# Collected data
┄┄┄┄┄┄┄┄┄┄┄┄┄┄┄┄┄┄┄┄
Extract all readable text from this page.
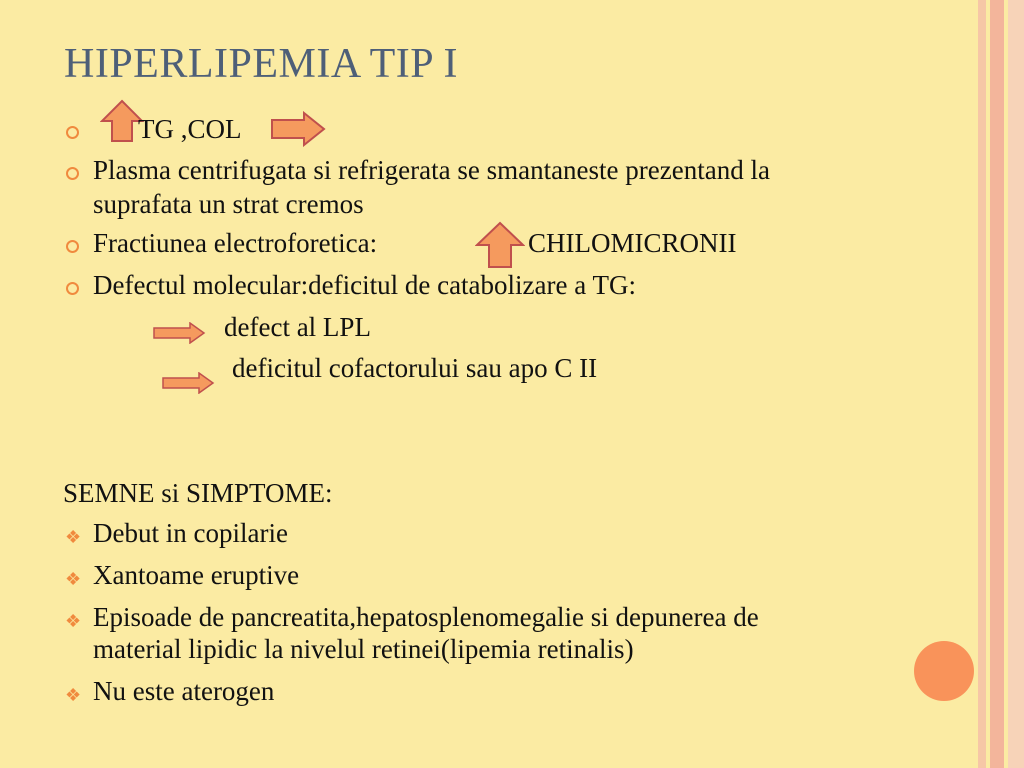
HIPERLIPEMIA TIP I
TG ,COL
Plasma centrifugata si refrigerata se smantaneste prezentand la
suprafata un strat cremos
Fractiunea electroforetica:	CHILOMICRONII
Defectul molecular:deficitul de catabolizare a TG:
defect al LPL
deficitul cofactorului sau apo C II
SEMNE si SIMPTOME:
❖ Debut in copilarie
❖ Xantoame eruptive
❖ Episoade de pancreatita,hepatosplenomegalie si depunerea de
material lipidic la nivelul retinei(lipemia retinalis)
❖ Nu este aterogen
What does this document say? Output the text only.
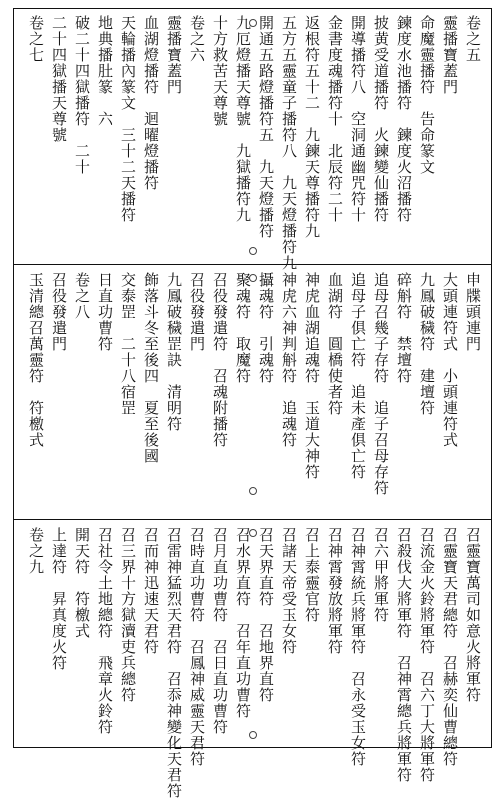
卷之五
靈播寶蓋門
命魔靈播符　告命篆文
鍊度水池播符　鍊度火沼播符
披黄受道播符　火鍊變仙播符
開導播符八　空洞通幽咒符十
金書度魂播符十　北辰符二十
返根符五十二　九鍊天尊播符九
五方五靈童子播符八　九天燈播符九
開通五路燈播符五　九天燈播符
九厄燈播天尊號　九獄播符九
十方救苦天尊號
卷之六
靈播寶蓋門
血湖燈播符　迴曜燈播符
天輪播內篆文　三十二天播符
地典播肚篆　六
破二十四獄播符　二十
二十四獄播天尊號
卷之七
申牒頭連門
大頭連符式　小頭連符式
九鳳破穢符　建壇符
碎斛符　禁壇符
追母召幾子存符　追子召母存符
追母子俱亡符　追未產俱亡符
血湖符　圓橋使者符
神虎血湖追魂符　玉道大神符
神虎六神判斛符　追魂符
攝魂符　引魂符
聚魂符　取魔符
召役發遣符　召魂附播符
召役發遣門
九鳳破穢罡訣　清明符
飾落斗冬至後四　夏至後國
交泰罡　二十八宿罡
日直功曹符
卷之八
召役發遣門
玉清總召萬靈符　符檄式
召靈寶萬司如意火將軍符
召靈寶天君總符　召赫奕仙曹總符
召流金火鈴將軍符　召六丁大將軍符
召殺伐大將軍符　召神霄總兵將軍符
召六甲將軍符
召神霄統兵將軍符　召永受玉女符
召神霄發放將軍符
召上泰靈官符
召諸天帝受玉女符
召天界直符　召地界直符
召水界直符　召年直功曹符
召月直功曹符　召日直功曹符
召時直功曹符　召鳳神威靈天君符
召雷神猛烈天君符　召忝神變化天君符
召而神迅速天君符
召三界十方獄瀆吏兵總符
召社令土地總符　飛章火鈴符
開天符　符檄式
上達符　昇真度火符
卷之九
┄┄┄┄┄┄┄┄┄┄┄┄┄┄┄┄┄┄┄┄
# TASK DETAILS
Examine the listing and say how many of its lines contain the string "text". Give the number alone.

# COMPLETE RESPONSE
2